Aim of the exercise: The entries are to be duplicated exactly, with nothing left out.
........
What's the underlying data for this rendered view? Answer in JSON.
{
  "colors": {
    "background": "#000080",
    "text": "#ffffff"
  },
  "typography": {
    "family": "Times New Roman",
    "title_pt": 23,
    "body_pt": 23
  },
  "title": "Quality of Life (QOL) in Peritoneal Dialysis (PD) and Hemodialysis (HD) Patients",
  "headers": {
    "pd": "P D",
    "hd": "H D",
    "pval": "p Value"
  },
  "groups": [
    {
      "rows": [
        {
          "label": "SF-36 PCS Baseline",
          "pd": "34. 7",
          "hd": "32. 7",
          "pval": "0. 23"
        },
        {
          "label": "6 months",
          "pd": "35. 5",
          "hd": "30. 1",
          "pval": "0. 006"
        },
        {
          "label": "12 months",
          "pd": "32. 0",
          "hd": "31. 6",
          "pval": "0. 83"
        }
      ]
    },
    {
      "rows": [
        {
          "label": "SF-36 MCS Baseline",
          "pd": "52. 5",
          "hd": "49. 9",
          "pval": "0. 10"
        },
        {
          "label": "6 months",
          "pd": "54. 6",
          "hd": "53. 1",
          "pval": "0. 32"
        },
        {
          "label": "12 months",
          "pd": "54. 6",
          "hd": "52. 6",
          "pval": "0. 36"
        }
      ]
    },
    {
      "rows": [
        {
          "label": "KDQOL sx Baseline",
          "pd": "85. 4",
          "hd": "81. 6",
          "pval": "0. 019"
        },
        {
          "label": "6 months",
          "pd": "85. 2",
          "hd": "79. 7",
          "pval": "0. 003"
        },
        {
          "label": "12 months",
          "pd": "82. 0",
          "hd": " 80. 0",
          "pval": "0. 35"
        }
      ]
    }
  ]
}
........
Response below:
What's the underlying data for this rendered view? Answer in JSON.
{
  "colors": {
    "background": "#000080",
    "text": "#ffffff"
  },
  "typography": {
    "family": "Times New Roman",
    "title_pt": 23,
    "body_pt": 23
  },
  "title": "Quality of Life (QOL) in Peritoneal Dialysis (PD) and Hemodialysis (HD) Patients",
  "headers": {
    "pd": "P D",
    "hd": "H D",
    "pval": "p Value"
  },
  "groups": [
    {
      "rows": [
        {
          "label": "SF-36 PCS Baseline",
          "pd": "34. 7",
          "hd": "32. 7",
          "pval": "0. 23"
        },
        {
          "label": "6 months",
          "pd": "35. 5",
          "hd": "30. 1",
          "pval": "0. 006"
        },
        {
          "label": "12 months",
          "pd": "32. 0",
          "hd": "31. 6",
          "pval": "0. 83"
        }
      ]
    },
    {
      "rows": [
        {
          "label": "SF-36 MCS Baseline",
          "pd": "52. 5",
          "hd": "49. 9",
          "pval": "0. 10"
        },
        {
          "label": "6 months",
          "pd": "54. 6",
          "hd": "53. 1",
          "pval": "0. 32"
        },
        {
          "label": "12 months",
          "pd": "54. 6",
          "hd": "52. 6",
          "pval": "0. 36"
        }
      ]
    },
    {
      "rows": [
        {
          "label": "KDQOL sx Baseline",
          "pd": "85. 4",
          "hd": "81. 6",
          "pval": "0. 019"
        },
        {
          "label": "6 months",
          "pd": "85. 2",
          "hd": "79. 7",
          "pval": "0. 003"
        },
        {
          "label": "12 months",
          "pd": "82. 0",
          "hd": " 80. 0",
          "pval": "0. 35"
        }
      ]
    }
  ]
}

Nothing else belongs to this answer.